What to work on>
1) Reproduce the Spark dataframe post word for word, starting at "I have a Spark" and ending at "the whole dataframe.".
2) Give every column name in the header row of the table in the Spark dataframe post.
3) Write the next part of the Spark dataframe post, picking up after its final sentence.
>> begin Text block
0
votes

I have a Spark dataframe with string data that I want to map to numeric data, as follows (simplistic version):

+--------------------+-------+----------+-------------------------+
|     participantUUID|001_Age|002_Gender|003_Where did you grow up|
+--------------------+-------+----------+-------------------------+
|010A0550-4324-490...|     23|    Female|                In a town|
|031C5411-FE42-429...|     56|      Male|                In a town|
|038688FF-B5DA-484...|     32|    Female|                In a town|
|05F8E1AF-AFDD-441...|     54|    Female|          Multiple places|
|068B213C-3303-41E...|     23|    Female|                In a town|
|11A9A444-3E93-468...|     39|    Female|                In a town|

There are many columns so rather than applying the mapping column by column, I want to apply the mapping column-by-column across the whole dataframe.
>> end Text block
>> begin Dataset records
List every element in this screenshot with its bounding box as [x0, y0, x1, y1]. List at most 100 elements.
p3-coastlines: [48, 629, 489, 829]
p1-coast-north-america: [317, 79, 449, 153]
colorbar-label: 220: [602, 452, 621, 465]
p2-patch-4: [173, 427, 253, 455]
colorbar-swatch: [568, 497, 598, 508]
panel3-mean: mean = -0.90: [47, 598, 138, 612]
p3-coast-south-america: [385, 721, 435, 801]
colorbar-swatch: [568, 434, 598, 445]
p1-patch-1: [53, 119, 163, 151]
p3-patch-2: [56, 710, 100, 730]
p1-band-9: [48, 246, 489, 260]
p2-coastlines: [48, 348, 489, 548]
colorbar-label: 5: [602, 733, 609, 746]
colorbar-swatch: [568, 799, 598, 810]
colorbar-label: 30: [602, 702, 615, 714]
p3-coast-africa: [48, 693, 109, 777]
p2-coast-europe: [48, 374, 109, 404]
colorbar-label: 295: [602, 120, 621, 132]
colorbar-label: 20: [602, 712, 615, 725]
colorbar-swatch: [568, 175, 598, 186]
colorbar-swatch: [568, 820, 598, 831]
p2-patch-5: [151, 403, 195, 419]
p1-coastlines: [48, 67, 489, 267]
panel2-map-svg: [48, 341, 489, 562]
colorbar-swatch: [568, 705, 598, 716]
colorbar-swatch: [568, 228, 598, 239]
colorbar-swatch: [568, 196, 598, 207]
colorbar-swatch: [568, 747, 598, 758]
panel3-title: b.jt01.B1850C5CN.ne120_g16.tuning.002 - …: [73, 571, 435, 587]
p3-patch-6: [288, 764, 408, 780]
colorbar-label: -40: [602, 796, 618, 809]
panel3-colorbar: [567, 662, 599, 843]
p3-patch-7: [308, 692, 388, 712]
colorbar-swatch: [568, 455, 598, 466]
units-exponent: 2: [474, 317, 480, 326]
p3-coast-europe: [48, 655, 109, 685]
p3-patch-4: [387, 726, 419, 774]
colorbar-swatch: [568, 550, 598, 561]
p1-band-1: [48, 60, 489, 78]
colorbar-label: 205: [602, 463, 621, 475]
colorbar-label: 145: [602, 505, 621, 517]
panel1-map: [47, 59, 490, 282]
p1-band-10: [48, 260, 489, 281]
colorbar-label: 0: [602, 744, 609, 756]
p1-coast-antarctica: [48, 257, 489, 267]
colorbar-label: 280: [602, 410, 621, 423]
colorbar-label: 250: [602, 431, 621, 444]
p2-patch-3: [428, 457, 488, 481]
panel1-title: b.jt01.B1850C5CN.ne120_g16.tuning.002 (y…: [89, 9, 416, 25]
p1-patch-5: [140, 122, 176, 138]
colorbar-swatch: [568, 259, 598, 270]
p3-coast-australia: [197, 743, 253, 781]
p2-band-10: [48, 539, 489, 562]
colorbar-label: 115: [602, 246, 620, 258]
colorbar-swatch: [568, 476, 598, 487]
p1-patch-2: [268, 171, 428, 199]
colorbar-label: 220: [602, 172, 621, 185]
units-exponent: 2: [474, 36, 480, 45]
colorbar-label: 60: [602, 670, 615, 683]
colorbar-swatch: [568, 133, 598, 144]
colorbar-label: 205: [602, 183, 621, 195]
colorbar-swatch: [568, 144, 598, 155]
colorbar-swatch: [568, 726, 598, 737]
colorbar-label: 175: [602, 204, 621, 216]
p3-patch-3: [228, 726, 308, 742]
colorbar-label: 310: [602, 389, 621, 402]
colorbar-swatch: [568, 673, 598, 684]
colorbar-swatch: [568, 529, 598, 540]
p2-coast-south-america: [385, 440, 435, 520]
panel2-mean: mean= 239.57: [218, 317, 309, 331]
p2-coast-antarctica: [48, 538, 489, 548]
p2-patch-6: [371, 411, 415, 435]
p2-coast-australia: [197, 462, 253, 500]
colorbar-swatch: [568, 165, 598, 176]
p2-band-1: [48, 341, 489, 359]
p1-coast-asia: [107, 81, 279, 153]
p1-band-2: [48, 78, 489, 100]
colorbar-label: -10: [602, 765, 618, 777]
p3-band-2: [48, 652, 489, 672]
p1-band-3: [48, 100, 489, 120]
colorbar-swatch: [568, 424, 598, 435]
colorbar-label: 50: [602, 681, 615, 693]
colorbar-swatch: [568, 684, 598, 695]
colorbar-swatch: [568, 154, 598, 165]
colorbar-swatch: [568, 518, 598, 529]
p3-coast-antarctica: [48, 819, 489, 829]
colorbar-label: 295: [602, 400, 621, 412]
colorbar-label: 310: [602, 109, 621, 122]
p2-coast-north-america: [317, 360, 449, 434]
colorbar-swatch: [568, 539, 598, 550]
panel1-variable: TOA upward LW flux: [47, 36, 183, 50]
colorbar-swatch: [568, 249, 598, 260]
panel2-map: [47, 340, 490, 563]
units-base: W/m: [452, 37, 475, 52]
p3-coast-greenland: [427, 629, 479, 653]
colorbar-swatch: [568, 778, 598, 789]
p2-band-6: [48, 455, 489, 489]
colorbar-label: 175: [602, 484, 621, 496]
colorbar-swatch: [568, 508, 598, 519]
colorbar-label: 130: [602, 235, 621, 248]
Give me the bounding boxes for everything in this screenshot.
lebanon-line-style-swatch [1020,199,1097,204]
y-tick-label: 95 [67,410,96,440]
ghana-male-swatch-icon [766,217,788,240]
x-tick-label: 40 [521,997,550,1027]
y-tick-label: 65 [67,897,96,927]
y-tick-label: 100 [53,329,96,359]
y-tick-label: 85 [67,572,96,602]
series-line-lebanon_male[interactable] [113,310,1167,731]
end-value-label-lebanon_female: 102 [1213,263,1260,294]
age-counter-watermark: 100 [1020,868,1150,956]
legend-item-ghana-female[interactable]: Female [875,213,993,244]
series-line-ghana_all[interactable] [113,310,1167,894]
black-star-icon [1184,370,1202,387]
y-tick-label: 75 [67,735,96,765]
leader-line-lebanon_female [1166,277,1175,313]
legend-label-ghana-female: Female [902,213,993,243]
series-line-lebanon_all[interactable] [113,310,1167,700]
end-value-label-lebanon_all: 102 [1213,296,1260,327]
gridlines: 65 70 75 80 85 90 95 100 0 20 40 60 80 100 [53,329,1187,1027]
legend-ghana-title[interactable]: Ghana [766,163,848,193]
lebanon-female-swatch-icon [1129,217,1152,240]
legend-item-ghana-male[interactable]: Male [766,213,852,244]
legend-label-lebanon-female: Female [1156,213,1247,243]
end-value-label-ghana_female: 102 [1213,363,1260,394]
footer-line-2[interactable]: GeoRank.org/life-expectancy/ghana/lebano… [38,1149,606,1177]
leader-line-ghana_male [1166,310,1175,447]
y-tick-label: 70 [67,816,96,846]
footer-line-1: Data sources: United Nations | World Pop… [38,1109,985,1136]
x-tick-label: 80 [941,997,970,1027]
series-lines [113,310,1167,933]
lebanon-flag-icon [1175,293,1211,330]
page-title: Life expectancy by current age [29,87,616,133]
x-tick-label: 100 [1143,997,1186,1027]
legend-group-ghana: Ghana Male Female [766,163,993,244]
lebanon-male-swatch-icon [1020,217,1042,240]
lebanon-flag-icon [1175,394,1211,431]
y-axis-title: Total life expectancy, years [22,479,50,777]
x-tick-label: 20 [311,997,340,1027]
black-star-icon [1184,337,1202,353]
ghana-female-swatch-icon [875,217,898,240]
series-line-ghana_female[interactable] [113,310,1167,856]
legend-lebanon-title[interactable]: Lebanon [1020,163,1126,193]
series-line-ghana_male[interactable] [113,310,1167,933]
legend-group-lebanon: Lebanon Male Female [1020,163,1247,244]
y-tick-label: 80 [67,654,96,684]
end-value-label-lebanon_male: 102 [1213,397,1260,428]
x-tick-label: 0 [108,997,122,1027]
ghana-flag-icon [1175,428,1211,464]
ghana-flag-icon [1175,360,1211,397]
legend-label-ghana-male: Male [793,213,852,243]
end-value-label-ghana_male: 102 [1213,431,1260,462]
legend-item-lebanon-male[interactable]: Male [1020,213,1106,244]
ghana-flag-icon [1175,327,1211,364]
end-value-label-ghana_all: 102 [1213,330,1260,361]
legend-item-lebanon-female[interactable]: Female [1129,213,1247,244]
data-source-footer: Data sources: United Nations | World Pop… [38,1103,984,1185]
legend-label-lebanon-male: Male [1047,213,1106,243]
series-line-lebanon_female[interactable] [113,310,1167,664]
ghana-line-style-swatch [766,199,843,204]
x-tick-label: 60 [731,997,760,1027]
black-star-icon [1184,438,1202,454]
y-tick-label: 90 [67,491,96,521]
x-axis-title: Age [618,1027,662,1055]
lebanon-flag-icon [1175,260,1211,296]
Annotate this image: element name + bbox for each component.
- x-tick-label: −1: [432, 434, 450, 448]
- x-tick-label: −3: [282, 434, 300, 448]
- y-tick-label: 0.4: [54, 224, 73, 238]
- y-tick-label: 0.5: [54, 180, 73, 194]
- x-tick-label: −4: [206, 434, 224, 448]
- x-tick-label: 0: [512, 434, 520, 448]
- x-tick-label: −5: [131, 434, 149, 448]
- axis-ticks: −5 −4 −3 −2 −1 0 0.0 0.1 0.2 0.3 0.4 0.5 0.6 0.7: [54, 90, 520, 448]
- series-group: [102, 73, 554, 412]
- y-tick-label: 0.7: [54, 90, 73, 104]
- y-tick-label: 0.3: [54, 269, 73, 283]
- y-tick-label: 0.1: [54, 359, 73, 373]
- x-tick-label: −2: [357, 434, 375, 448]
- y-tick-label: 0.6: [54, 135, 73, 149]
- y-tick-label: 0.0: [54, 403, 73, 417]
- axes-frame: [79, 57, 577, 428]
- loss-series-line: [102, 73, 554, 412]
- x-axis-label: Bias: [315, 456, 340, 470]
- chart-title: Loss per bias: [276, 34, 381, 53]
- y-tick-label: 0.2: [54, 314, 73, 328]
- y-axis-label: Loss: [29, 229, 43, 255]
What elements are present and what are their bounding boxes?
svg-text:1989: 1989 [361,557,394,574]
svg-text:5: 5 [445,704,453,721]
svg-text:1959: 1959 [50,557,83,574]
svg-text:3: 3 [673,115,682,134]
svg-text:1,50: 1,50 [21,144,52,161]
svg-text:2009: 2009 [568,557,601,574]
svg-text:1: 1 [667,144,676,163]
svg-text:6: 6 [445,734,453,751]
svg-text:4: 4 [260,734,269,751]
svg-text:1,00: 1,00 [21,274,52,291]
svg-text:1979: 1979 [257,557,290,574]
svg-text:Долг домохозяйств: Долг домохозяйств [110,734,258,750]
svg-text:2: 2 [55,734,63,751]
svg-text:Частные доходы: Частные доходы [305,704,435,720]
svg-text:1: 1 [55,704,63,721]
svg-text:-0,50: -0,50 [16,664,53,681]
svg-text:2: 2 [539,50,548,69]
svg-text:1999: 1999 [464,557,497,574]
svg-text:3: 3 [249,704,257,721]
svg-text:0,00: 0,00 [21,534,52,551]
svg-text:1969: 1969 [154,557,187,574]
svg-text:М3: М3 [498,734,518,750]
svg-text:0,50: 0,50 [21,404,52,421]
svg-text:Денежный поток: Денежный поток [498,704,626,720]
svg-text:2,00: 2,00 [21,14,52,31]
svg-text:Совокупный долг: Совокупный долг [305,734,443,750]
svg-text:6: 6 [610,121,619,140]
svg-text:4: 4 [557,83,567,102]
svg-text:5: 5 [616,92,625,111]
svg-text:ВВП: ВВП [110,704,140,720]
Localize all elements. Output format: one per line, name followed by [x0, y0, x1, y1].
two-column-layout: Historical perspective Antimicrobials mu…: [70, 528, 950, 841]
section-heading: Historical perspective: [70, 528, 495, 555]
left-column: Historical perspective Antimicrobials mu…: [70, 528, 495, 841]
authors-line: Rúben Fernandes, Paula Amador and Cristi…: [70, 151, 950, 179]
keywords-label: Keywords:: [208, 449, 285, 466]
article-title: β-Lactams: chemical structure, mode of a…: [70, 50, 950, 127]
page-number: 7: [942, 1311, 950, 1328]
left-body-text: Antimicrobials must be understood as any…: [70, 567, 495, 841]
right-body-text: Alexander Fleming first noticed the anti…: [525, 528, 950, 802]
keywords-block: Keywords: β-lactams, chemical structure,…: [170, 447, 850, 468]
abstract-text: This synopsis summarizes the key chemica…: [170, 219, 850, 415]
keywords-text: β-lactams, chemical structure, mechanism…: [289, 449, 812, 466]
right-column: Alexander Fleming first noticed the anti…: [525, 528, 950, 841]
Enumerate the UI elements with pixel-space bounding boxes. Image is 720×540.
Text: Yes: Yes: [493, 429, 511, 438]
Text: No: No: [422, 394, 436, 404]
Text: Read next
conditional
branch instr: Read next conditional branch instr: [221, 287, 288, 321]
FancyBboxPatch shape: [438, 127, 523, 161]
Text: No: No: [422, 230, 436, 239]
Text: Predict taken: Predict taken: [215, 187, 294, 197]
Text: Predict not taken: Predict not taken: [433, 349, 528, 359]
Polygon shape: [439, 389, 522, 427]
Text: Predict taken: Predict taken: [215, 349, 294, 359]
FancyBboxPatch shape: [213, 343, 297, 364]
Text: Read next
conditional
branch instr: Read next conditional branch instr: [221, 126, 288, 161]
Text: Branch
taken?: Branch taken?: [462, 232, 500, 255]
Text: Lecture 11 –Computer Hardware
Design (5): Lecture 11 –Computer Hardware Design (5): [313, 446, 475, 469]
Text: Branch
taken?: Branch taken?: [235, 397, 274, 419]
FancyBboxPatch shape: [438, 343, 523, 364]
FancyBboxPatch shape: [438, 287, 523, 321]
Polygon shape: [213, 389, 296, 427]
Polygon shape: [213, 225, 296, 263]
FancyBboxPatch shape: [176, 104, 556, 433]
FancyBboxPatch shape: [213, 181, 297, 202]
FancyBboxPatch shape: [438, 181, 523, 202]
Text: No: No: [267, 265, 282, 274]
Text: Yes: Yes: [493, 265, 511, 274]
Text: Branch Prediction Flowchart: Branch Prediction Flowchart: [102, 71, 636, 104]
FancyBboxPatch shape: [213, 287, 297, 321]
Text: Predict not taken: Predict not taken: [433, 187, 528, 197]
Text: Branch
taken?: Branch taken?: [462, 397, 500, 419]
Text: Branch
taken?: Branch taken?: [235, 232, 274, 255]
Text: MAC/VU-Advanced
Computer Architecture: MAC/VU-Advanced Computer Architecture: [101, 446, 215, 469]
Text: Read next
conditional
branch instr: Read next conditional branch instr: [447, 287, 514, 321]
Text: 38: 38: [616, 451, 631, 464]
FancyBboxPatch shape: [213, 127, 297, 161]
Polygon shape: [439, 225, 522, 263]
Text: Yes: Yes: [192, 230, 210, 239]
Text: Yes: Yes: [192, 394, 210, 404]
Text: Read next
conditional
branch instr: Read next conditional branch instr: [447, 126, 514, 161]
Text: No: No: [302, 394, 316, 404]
>> end Dataset records
Answers>
1)
I have a Spark dataframe with string data that I want to map to numeric data, as follows (simplistic version):

+--------------------+-------+----------+-------------------------+
|     participantUUID|001_Age|002_Gender|003_Where did you grow up|
+--------------------+-------+----------+-------------------------+
|010A0550-4324-490...|     23|    Female|                In a town|
|031C5411-FE42-429...|     56|      Male|                In a town|
|038688FF-B5DA-484...|     32|    Female|                In a town|
|05F8E1AF-AFDD-441...|     54|    Female|          Multiple places|
|068B213C-3303-41E...|     23|    Female|                In a town|
|11A9A444-3E93-468...|     39|    Female|                In a town|

There are many columns so rather than applying the mapping column by column, I want to apply the mapping column-by-column across the whole dataframe.

2)
participantUUID
001_Age
002_Gender
003_Where did you grow up

3)
The mapping from string to numeric varies depending on the column. For example, for one column the strings "poor", "fair", "good", "very good" would attract a score 1,2,3,4; for another column the scores might be 4,3,2,1. So, I thought of developing a udf which takes the column header and the string value as parameters and then apply a Foldleft function based on the dataframe columns, as follows:

val calculateScore = udf((columnName: String, answerText: String) => (columnName, answerText) match {

      case ("002_Gender", "Female") => 0
      case ("002_Gender", "Male") => 1
      case ("002_Gender", "Other") => 2

      case ("003_Where did you grow up", "In a village") => 0 
      case ("003_Where did you grow up", "In a town") => 1
      case ("003_Where did you grow up", "Multiple places") => 2
      case _ => -1
    })

val columnNames = Seq("001_Age", "002_Gender", "003_Where did you grow up")

val newDF: DataFrame = columnNames.foldLeft(baseDF)(
      (baseDF, c) =>
        baseDF.withColumn(c.concat("_numeric"), calculateScore(baseDF(c), baseDF(c)))
    )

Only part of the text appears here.